**SHORT TASK**
Wherever the string "World" appears in a line, extract that line.

**Dataset excerpt**
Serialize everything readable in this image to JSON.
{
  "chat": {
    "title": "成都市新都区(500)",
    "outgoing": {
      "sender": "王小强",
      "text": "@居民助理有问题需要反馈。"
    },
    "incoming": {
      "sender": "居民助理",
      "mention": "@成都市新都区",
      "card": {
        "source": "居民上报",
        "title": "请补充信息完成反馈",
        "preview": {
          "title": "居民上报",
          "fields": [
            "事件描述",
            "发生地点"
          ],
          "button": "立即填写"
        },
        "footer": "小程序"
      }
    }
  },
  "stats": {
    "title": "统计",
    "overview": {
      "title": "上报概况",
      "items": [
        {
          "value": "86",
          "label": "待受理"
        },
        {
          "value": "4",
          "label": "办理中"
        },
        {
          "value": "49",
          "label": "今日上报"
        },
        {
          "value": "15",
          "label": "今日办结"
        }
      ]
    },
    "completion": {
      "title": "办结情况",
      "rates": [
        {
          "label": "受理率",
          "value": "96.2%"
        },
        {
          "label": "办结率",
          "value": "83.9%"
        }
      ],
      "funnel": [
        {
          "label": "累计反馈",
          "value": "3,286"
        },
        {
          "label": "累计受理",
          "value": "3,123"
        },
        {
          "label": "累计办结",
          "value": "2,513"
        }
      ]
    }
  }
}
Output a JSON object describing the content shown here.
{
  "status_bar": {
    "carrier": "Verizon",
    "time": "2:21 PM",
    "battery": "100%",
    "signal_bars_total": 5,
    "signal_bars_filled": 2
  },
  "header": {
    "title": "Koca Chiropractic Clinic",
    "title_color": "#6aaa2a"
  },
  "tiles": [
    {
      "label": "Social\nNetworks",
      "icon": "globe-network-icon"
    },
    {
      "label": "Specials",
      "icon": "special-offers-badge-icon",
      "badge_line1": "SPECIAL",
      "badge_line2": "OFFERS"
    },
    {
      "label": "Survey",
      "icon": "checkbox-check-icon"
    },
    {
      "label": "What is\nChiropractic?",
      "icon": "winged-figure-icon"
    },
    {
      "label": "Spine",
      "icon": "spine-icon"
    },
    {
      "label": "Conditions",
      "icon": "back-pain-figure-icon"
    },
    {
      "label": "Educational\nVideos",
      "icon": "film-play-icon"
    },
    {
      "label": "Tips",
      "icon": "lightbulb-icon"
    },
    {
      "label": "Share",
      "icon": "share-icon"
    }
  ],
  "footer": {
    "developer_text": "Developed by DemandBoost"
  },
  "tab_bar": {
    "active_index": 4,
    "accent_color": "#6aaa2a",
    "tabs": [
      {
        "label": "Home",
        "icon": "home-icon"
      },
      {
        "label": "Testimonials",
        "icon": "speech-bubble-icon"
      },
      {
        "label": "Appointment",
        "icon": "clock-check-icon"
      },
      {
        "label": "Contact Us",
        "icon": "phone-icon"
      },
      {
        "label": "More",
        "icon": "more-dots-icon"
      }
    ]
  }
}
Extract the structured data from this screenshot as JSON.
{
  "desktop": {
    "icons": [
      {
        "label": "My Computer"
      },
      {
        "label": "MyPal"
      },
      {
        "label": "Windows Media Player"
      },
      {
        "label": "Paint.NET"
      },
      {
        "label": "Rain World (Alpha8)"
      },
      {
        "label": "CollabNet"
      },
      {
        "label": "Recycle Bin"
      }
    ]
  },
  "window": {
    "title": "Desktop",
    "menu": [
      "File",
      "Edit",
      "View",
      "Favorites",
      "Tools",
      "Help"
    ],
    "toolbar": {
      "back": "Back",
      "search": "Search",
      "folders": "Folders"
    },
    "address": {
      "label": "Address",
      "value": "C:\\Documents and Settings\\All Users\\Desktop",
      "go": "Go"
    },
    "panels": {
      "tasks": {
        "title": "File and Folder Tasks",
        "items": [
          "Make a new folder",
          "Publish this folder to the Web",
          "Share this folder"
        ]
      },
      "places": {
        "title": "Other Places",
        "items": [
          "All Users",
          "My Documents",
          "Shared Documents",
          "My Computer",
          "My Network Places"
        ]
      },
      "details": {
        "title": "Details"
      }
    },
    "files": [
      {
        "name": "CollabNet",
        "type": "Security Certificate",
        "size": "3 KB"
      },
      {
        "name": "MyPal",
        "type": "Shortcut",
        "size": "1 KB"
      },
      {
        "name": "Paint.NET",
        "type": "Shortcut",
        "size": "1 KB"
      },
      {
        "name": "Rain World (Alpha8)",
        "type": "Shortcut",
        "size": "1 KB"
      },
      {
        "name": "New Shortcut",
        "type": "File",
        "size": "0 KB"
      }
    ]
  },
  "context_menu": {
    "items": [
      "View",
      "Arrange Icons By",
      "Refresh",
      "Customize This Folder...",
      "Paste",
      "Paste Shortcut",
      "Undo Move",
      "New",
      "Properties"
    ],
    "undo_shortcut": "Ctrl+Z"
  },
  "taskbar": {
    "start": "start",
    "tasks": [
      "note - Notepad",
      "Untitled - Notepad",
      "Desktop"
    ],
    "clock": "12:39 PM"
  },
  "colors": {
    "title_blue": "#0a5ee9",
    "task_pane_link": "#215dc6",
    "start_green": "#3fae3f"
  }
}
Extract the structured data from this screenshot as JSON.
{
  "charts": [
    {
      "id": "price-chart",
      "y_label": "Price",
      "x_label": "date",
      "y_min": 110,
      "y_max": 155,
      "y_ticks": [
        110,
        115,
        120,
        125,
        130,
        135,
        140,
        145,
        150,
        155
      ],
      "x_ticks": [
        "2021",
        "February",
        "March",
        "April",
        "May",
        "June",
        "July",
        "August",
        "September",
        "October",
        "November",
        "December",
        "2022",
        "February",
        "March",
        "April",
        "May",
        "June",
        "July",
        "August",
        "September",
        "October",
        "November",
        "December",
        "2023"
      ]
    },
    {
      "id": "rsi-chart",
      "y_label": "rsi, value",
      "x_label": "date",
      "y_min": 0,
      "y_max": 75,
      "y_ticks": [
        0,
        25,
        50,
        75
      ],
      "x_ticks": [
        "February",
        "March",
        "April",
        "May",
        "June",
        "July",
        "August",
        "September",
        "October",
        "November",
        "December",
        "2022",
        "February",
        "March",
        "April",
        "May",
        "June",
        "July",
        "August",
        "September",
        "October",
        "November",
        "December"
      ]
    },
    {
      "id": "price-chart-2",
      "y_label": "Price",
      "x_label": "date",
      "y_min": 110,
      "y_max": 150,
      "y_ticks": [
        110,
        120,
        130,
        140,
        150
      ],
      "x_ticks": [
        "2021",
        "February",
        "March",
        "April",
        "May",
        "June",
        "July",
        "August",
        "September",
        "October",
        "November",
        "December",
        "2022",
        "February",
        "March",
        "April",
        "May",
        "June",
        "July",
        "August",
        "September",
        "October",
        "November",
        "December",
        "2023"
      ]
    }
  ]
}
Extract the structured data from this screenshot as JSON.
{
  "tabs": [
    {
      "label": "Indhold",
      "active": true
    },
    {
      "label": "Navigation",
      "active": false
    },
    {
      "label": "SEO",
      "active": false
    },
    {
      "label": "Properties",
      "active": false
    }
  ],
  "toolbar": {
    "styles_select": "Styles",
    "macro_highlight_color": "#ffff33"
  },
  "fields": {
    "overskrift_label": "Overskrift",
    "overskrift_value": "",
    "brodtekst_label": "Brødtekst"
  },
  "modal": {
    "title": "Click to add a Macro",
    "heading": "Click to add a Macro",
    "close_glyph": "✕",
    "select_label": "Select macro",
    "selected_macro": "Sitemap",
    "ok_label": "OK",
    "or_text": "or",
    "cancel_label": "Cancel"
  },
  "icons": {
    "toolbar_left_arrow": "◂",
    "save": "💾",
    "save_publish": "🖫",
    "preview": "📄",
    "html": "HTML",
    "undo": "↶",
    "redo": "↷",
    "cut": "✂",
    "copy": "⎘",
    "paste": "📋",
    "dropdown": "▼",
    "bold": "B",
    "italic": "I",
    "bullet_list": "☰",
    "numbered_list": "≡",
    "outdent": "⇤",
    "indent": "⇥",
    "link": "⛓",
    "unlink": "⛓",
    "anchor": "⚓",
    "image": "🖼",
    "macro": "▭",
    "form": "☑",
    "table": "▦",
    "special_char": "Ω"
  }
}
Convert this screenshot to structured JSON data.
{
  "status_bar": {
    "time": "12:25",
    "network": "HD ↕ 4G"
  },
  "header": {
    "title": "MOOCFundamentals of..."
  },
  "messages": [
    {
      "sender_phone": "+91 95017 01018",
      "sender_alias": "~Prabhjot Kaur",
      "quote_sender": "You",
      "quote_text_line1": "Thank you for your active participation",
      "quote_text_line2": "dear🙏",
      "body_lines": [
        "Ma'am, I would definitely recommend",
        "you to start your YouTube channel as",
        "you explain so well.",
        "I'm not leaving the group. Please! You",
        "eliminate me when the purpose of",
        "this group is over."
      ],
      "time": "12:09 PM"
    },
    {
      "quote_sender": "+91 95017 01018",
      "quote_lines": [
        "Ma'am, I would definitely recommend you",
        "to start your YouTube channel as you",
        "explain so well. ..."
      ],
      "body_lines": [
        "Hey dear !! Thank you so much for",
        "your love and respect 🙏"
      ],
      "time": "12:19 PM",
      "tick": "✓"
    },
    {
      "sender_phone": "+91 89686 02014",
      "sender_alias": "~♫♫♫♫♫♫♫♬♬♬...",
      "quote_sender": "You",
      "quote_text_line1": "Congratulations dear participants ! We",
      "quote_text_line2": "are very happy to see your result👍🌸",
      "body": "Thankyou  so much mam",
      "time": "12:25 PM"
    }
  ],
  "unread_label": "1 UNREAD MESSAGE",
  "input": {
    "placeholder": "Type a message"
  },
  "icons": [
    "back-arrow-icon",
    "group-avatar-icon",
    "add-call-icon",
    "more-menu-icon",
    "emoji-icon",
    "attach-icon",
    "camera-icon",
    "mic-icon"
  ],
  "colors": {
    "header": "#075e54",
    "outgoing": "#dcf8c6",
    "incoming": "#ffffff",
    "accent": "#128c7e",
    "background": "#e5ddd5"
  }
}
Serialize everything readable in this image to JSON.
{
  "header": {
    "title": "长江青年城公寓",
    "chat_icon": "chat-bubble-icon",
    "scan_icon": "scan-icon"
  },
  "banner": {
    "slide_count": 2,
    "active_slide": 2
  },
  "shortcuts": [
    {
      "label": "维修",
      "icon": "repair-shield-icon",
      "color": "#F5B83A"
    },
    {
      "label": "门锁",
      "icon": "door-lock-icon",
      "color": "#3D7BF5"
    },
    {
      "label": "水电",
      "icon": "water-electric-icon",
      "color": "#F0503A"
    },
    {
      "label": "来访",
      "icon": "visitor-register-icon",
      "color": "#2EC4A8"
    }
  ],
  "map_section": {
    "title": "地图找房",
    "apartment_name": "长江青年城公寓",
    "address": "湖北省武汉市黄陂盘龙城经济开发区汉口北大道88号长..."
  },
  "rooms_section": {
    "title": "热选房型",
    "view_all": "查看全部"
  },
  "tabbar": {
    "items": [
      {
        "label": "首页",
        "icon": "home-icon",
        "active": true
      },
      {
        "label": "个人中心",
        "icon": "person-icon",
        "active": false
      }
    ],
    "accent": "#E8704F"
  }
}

**SOLUTION TO THE EXERCISE**
        "label": "Rain World (Alpha8)"
        "name": "Rain World (Alpha8)",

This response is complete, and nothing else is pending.